[What you are asked to do]
Exactly reproduce the lines that follow.

[Exercise material]
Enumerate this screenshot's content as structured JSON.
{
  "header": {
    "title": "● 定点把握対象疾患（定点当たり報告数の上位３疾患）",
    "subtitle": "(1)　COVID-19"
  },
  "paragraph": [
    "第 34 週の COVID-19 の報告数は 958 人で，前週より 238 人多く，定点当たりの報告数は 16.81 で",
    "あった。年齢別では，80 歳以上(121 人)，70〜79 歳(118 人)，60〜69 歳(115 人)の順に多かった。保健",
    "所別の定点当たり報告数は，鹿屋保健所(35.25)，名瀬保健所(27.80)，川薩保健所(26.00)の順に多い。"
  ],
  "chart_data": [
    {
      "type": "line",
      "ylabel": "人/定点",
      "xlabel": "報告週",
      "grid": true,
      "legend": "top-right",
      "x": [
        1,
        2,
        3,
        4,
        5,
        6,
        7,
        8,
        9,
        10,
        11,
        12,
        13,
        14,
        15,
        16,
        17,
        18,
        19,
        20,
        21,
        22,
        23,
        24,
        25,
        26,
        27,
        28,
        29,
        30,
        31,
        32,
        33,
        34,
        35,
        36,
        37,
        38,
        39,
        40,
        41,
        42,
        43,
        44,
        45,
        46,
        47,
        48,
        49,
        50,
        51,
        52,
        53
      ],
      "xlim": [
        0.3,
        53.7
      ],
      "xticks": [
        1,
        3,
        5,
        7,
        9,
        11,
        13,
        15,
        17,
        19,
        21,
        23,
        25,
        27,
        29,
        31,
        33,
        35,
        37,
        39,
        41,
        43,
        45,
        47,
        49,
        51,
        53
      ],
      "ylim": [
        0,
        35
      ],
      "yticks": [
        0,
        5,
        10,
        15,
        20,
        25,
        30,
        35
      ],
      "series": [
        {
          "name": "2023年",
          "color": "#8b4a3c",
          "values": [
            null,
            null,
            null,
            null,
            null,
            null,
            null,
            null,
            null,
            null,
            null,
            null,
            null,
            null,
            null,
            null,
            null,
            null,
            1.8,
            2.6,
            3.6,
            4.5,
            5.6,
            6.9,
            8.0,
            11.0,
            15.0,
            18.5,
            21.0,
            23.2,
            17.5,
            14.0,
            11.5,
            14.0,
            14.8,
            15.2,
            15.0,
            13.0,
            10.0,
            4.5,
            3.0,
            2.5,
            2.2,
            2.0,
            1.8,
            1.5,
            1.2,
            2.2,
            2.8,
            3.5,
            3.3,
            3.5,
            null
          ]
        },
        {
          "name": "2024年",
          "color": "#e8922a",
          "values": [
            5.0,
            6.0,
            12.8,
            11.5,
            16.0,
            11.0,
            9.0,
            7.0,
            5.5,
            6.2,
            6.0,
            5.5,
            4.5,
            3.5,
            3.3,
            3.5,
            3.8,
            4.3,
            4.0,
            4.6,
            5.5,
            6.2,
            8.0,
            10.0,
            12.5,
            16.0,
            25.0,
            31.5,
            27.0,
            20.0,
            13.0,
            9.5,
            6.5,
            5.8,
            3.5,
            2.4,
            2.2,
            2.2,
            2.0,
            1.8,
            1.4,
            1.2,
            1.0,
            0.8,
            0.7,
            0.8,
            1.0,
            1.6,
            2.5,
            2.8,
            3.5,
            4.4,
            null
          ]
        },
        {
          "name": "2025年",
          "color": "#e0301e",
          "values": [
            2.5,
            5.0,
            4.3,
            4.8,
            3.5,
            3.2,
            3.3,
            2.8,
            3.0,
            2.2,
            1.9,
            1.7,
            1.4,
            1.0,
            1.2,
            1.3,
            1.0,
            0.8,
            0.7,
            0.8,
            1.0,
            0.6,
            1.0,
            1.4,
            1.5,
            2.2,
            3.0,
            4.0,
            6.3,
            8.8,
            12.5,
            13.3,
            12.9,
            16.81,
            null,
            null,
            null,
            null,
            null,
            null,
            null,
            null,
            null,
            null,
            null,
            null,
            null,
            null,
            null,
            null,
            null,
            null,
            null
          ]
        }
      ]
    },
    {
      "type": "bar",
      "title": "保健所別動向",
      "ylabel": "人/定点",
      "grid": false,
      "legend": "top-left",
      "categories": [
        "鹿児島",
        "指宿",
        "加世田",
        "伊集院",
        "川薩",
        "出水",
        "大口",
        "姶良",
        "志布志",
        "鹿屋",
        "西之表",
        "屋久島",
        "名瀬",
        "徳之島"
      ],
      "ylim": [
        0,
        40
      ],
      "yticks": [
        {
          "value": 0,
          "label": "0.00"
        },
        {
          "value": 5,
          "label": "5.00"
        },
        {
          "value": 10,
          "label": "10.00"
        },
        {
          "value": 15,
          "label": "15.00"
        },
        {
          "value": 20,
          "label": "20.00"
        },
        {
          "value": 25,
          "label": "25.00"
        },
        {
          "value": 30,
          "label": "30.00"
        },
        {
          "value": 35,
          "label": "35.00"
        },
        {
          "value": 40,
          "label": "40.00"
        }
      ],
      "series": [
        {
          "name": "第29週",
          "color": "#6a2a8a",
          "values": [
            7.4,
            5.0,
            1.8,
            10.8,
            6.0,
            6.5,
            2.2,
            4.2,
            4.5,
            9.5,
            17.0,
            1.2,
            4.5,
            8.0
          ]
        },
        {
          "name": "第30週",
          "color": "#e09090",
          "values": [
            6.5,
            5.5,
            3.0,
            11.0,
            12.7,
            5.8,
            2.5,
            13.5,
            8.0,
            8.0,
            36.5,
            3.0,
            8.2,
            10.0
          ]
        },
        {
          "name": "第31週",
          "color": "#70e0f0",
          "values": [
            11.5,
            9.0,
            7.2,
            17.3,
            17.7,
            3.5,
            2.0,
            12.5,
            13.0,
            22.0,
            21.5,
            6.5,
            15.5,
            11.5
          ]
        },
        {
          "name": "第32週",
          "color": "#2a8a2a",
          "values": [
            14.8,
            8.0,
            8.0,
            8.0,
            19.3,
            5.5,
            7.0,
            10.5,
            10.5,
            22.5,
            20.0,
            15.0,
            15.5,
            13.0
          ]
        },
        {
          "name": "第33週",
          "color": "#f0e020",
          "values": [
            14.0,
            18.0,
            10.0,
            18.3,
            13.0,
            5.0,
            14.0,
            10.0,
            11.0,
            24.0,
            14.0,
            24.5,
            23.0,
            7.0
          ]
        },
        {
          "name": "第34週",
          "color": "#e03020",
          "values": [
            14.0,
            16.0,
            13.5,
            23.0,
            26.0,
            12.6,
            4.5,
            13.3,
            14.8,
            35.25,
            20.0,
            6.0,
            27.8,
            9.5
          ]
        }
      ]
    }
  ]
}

[In response]
Enumerate this screenshot's content as structured JSON.
{
  "header": {
    "title": "● 定点把握対象疾患（定点当たり報告数の上位３疾患）",
    "subtitle": "(1)　COVID-19"
  },
  "paragraph": [
    "第 34 週の COVID-19 の報告数は 958 人で，前週より 238 人多く，定点当たりの報告数は 16.81 で",
    "あった。年齢別では，80 歳以上(121 人)，70〜79 歳(118 人)，60〜69 歳(115 人)の順に多かった。保健",
    "所別の定点当たり報告数は，鹿屋保健所(35.25)，名瀬保健所(27.80)，川薩保健所(26.00)の順に多い。"
  ],
  "chart_data": [
    {
      "type": "line",
      "ylabel": "人/定点",
      "xlabel": "報告週",
      "grid": true,
      "legend": "top-right",
      "x": [
        1,
        2,
        3,
        4,
        5,
        6,
        7,
        8,
        9,
        10,
        11,
        12,
        13,
        14,
        15,
        16,
        17,
        18,
        19,
        20,
        21,
        22,
        23,
        24,
        25,
        26,
        27,
        28,
        29,
        30,
        31,
        32,
        33,
        34,
        35,
        36,
        37,
        38,
        39,
        40,
        41,
        42,
        43,
        44,
        45,
        46,
        47,
        48,
        49,
        50,
        51,
        52,
        53
      ],
      "xlim": [
        0.3,
        53.7
      ],
      "xticks": [
        1,
        3,
        5,
        7,
        9,
        11,
        13,
        15,
        17,
        19,
        21,
        23,
        25,
        27,
        29,
        31,
        33,
        35,
        37,
        39,
        41,
        43,
        45,
        47,
        49,
        51,
        53
      ],
      "ylim": [
        0,
        35
      ],
      "yticks": [
        0,
        5,
        10,
        15,
        20,
        25,
        30,
        35
      ],
      "series": [
        {
          "name": "2023年",
          "color": "#8b4a3c",
          "values": [
            null,
            null,
            null,
            null,
            null,
            null,
            null,
            null,
            null,
            null,
            null,
            null,
            null,
            null,
            null,
            null,
            null,
            null,
            1.8,
            2.6,
            3.6,
            4.5,
            5.6,
            6.9,
            8.0,
            11.0,
            15.0,
            18.5,
            21.0,
            23.2,
            17.5,
            14.0,
            11.5,
            14.0,
            14.8,
            15.2,
            15.0,
            13.0,
            10.0,
            4.5,
            3.0,
            2.5,
            2.2,
            2.0,
            1.8,
            1.5,
            1.2,
            2.2,
            2.8,
            3.5,
            3.3,
            3.5,
            null
          ]
        },
        {
          "name": "2024年",
          "color": "#e8922a",
          "values": [
            5.0,
            6.0,
            12.8,
            11.5,
            16.0,
            11.0,
            9.0,
            7.0,
            5.5,
            6.2,
            6.0,
            5.5,
            4.5,
            3.5,
            3.3,
            3.5,
            3.8,
            4.3,
            4.0,
            4.6,
            5.5,
            6.2,
            8.0,
            10.0,
            12.5,
            16.0,
            25.0,
            31.5,
            27.0,
            20.0,
            13.0,
            9.5,
            6.5,
            5.8,
            3.5,
            2.4,
            2.2,
            2.2,
            2.0,
            1.8,
            1.4,
            1.2,
            1.0,
            0.8,
            0.7,
            0.8,
            1.0,
            1.6,
            2.5,
            2.8,
            3.5,
            4.4,
            null
          ]
        },
        {
          "name": "2025年",
          "color": "#e0301e",
          "values": [
            2.5,
            5.0,
            4.3,
            4.8,
            3.5,
            3.2,
            3.3,
            2.8,
            3.0,
            2.2,
            1.9,
            1.7,
            1.4,
            1.0,
            1.2,
            1.3,
            1.0,
            0.8,
            0.7,
            0.8,
            1.0,
            0.6,
            1.0,
            1.4,
            1.5,
            2.2,
            3.0,
            4.0,
            6.3,
            8.8,
            12.5,
            13.3,
            12.9,
            16.81,
            null,
            null,
            null,
            null,
            null,
            null,
            null,
            null,
            null,
            null,
            null,
            null,
            null,
            null,
            null,
            null,
            null,
            null,
            null
          ]
        }
      ]
    },
    {
      "type": "bar",
      "title": "保健所別動向",
      "ylabel": "人/定点",
      "grid": false,
      "legend": "top-left",
      "categories": [
        "鹿児島",
        "指宿",
        "加世田",
        "伊集院",
        "川薩",
        "出水",
        "大口",
        "姶良",
        "志布志",
        "鹿屋",
        "西之表",
        "屋久島",
        "名瀬",
        "徳之島"
      ],
      "ylim": [
        0,
        40
      ],
      "yticks": [
        {
          "value": 0,
          "label": "0.00"
        },
        {
          "value": 5,
          "label": "5.00"
        },
        {
          "value": 10,
          "label": "10.00"
        },
        {
          "value": 15,
          "label": "15.00"
        },
        {
          "value": 20,
          "label": "20.00"
        },
        {
          "value": 25,
          "label": "25.00"
        },
        {
          "value": 30,
          "label": "30.00"
        },
        {
          "value": 35,
          "label": "35.00"
        },
        {
          "value": 40,
          "label": "40.00"
        }
      ],
      "series": [
        {
          "name": "第29週",
          "color": "#6a2a8a",
          "values": [
            7.4,
            5.0,
            1.8,
            10.8,
            6.0,
            6.5,
            2.2,
            4.2,
            4.5,
            9.5,
            17.0,
            1.2,
            4.5,
            8.0
          ]
        },
        {
          "name": "第30週",
          "color": "#e09090",
          "values": [
            6.5,
            5.5,
            3.0,
            11.0,
            12.7,
            5.8,
            2.5,
            13.5,
            8.0,
            8.0,
            36.5,
            3.0,
            8.2,
            10.0
          ]
        },
        {
          "name": "第31週",
          "color": "#70e0f0",
          "values": [
            11.5,
            9.0,
            7.2,
            17.3,
            17.7,
            3.5,
            2.0,
            12.5,
            13.0,
            22.0,
            21.5,
            6.5,
            15.5,
            11.5
          ]
        },
        {
          "name": "第32週",
          "color": "#2a8a2a",
          "values": [
            14.8,
            8.0,
            8.0,
            8.0,
            19.3,
            5.5,
            7.0,
            10.5,
            10.5,
            22.5,
            20.0,
            15.0,
            15.5,
            13.0
          ]
        },
        {
          "name": "第33週",
          "color": "#f0e020",
          "values": [
            14.0,
            18.0,
            10.0,
            18.3,
            13.0,
            5.0,
            14.0,
            10.0,
            11.0,
            24.0,
            14.0,
            24.5,
            23.0,
            7.0
          ]
        },
        {
          "name": "第34週",
          "color": "#e03020",
          "values": [
            14.0,
            16.0,
            13.5,
            23.0,
            26.0,
            12.6,
            4.5,
            13.3,
            14.8,
            35.25,
            20.0,
            6.0,
            27.8,
            9.5
          ]
        }
      ]
    }
  ]
}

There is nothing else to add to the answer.